### WRITTEN TASK
Can you render the listing below as a JSON list of strings, with one string per line and blank lines left out?

━━━━━ DATA TO USE ━━━━━

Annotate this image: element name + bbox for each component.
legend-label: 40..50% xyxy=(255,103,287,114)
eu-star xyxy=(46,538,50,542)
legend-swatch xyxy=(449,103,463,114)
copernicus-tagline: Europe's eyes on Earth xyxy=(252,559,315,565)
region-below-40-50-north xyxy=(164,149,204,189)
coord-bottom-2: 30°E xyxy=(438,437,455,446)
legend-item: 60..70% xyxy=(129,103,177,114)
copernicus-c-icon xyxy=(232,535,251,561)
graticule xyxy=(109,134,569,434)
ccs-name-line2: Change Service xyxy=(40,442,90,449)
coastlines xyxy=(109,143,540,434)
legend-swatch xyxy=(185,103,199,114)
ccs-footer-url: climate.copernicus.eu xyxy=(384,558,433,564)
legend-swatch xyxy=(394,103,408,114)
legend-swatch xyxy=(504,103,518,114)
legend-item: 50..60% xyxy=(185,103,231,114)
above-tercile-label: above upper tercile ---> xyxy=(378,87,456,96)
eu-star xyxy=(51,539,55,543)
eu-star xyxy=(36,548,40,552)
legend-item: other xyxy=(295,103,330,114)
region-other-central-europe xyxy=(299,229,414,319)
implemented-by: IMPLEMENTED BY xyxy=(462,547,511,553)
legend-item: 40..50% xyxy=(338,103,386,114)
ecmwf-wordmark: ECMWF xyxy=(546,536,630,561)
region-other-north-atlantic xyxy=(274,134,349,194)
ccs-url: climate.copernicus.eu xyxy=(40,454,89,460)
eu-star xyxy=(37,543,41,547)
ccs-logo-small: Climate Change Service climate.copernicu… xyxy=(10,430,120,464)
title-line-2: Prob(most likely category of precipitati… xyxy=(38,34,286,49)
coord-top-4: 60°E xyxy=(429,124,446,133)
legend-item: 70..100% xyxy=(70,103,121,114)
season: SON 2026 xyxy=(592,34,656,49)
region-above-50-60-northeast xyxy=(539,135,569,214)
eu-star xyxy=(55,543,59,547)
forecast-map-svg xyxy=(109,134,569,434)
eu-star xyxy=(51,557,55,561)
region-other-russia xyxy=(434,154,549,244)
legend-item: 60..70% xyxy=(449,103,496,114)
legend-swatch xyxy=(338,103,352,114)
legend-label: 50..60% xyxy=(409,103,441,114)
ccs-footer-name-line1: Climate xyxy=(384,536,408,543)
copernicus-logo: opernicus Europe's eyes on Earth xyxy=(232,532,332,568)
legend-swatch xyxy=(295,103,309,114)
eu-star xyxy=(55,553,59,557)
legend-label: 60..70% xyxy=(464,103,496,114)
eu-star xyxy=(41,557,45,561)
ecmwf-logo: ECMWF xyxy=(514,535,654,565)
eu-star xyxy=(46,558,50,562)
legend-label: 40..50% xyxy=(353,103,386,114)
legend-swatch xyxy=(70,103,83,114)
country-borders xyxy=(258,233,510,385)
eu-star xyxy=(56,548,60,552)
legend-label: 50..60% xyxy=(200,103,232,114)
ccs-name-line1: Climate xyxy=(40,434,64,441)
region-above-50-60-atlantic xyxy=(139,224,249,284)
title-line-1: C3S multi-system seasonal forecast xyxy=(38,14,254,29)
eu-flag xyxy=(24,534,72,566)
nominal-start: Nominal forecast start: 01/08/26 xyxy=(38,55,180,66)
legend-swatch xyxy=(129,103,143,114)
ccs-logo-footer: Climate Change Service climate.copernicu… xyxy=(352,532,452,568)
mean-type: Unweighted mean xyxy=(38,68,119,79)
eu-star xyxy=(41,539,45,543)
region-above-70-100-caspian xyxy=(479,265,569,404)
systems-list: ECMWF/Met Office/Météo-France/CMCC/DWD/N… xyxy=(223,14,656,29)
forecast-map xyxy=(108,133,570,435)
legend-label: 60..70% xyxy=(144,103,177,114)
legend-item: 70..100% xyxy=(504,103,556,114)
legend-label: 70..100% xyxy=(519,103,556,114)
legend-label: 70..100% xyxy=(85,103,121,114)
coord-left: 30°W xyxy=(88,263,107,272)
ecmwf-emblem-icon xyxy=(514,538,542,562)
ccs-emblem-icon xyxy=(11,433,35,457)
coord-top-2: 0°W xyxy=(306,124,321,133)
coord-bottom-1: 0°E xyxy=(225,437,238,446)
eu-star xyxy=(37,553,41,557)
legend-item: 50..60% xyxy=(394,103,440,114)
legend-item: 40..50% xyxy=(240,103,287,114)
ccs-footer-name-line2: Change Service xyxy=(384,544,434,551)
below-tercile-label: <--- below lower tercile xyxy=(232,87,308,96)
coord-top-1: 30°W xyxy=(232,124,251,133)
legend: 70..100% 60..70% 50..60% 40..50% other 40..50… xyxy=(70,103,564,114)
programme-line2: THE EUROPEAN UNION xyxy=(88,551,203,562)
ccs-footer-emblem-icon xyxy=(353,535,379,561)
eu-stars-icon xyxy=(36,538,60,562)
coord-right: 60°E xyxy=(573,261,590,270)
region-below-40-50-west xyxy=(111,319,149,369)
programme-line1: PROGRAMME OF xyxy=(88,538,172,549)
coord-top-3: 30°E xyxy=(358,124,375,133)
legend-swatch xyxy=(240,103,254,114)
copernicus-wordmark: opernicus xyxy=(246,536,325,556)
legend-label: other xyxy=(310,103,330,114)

━━━━━

### WRITTEN ANSWER
[
  "Annotate this image: element name + bbox for each component.",
  "legend-label: 40..50% xyxy=(255,103,287,114)",
  "eu-star xyxy=(46,538,50,542)",
  "legend-swatch xyxy=(449,103,463,114)",
  "copernicus-tagline: Europe's eyes on Earth xyxy=(252,559,315,565)",
  "region-below-40-50-north xyxy=(164,149,204,189)",
  "coord-bottom-2: 30°E xyxy=(438,437,455,446)",
  "legend-item: 60..70% xyxy=(129,103,177,114)",
  "copernicus-c-icon xyxy=(232,535,251,561)",
  "graticule xyxy=(109,134,569,434)",
  "ccs-name-line2: Change Service xyxy=(40,442,90,449)",
  "coastlines xyxy=(109,143,540,434)",
  "legend-swatch xyxy=(185,103,199,114)",
  "ccs-footer-url: climate.copernicus.eu xyxy=(384,558,433,564)",
  "legend-swatch xyxy=(394,103,408,114)",
  "legend-swatch xyxy=(504,103,518,114)",
  "legend-item: 50..60% xyxy=(185,103,231,114)",
  "above-tercile-label: above upper tercile ---> xyxy=(378,87,456,96)",
  "eu-star xyxy=(51,539,55,543)",
  "eu-star xyxy=(36,548,40,552)",
  "legend-item: other xyxy=(295,103,330,114)",
  "region-other-central-europe xyxy=(299,229,414,319)",
  "implemented-by: IMPLEMENTED BY xyxy=(462,547,511,553)",
  "legend-item: 40..50% xyxy=(338,103,386,114)",
  "ecmwf-wordmark: ECMWF xyxy=(546,536,630,561)",
  "region-other-north-atlantic xyxy=(274,134,349,194)",
  "ccs-url: climate.copernicus.eu xyxy=(40,454,89,460)",
  "eu-star xyxy=(37,543,41,547)",
  "ccs-logo-small: Climate Change Service climate.copernicu… xyxy=(10,430,120,464)",
  "title-line-2: Prob(most likely category of precipitati… xyxy=(38,34,286,49)",
  "coord-top-4: 60°E xyxy=(429,124,446,133)",
  "legend-item: 70..100% xyxy=(70,103,121,114)",
  "season: SON 2026 xyxy=(592,34,656,49)",
  "region-above-50-60-northeast xyxy=(539,135,569,214)",
  "eu-star xyxy=(55,543,59,547)",
  "forecast-map-svg xyxy=(109,134,569,434)",
  "eu-star xyxy=(51,557,55,561)",
  "region-other-russia xyxy=(434,154,549,244)",
  "legend-item: 60..70% xyxy=(449,103,496,114)",
  "legend-swatch xyxy=(338,103,352,114)",
  "legend-label: 50..60% xyxy=(409,103,441,114)",
  "ccs-footer-name-line1: Climate xyxy=(384,536,408,543)",
  "copernicus-logo: opernicus Europe's eyes on Earth xyxy=(232,532,332,568)",
  "legend-swatch xyxy=(295,103,309,114)",
  "eu-star xyxy=(55,553,59,557)",
  "legend-label: 60..70% xyxy=(464,103,496,114)",
  "eu-star xyxy=(41,557,45,561)",
  "ecmwf-logo: ECMWF xyxy=(514,535,654,565)",
  "eu-star xyxy=(46,558,50,562)",
  "legend-label: 40..50% xyxy=(353,103,386,114)",
  "legend-swatch xyxy=(70,103,83,114)",
  "country-borders xyxy=(258,233,510,385)",
  "eu-star xyxy=(56,548,60,552)",
  "legend-label: 50..60% xyxy=(200,103,232,114)",
  "ccs-name-line1: Climate xyxy=(40,434,64,441)",
  "region-above-50-60-atlantic xyxy=(139,224,249,284)",
  "title-line-1: C3S multi-system seasonal forecast xyxy=(38,14,254,29)",
  "eu-flag xyxy=(24,534,72,566)",
  "nominal-start: Nominal forecast start: 01/08/26 xyxy=(38,55,180,66)",
  "legend-swatch xyxy=(129,103,143,114)",
  "ccs-logo-footer: Climate Change Service climate.copernicu… xyxy=(352,532,452,568)",
  "mean-type: Unweighted mean xyxy=(38,68,119,79)",
  "eu-star xyxy=(41,539,45,543)",
  "region-above-70-100-caspian xyxy=(479,265,569,404)",
  "systems-list: ECMWF/Met Office/Météo-France/CMCC/DWD/N… xyxy=(223,14,656,29)",
  "forecast-map xyxy=(108,133,570,435)",
  "legend-label: 60..70% xyxy=(144,103,177,114)",
  "legend-item: 70..100% xyxy=(504,103,556,114)",
  "legend-label: 70..100% xyxy=(519,103,556,114)",
  "legend-label: 70..100% xyxy=(85,103,121,114)",
  "coord-left: 30°W xyxy=(88,263,107,272)",
  "ecmwf-emblem-icon xyxy=(514,538,542,562)",
  "ccs-emblem-icon xyxy=(11,433,35,457)",
  "coord-top-2: 0°W xyxy=(306,124,321,133)",
  "coord-bottom-1: 0°E xyxy=(225,437,238,446)",
  "eu-star xyxy=(37,553,41,557)",
  "legend-item: 50..60% xyxy=(394,103,440,114)",
  "legend-item: 40..50% xyxy=(240,103,287,114)",
  "ccs-footer-name-line2: Change Service xyxy=(384,544,434,551)",
  "below-tercile-label: <--- below lower tercile xyxy=(232,87,308,96)",
  "coord-top-1: 30°W xyxy=(232,124,251,133)",
  "legend: 70..100% 60..70% 50..60% 40..50% other 40..50… xyxy=(70,103,564,114)",
  "programme-line2: THE EUROPEAN UNION xyxy=(88,551,203,562)",
  "ccs-footer-emblem-icon xyxy=(353,535,379,561)",
  "eu-stars-icon xyxy=(36,538,60,562)",
  "coord-right: 60°E xyxy=(573,261,590,270)",
  "region-below-40-50-west xyxy=(111,319,149,369)",
  "programme-line1: PROGRAMME OF xyxy=(88,538,172,549)",
  "coord-top-3: 30°E xyxy=(358,124,375,133)",
  "legend-swatch xyxy=(240,103,254,114)",
  "copernicus-wordmark: opernicus xyxy=(246,536,325,556)",
  "legend-label: other xyxy=(310,103,330,114)"
]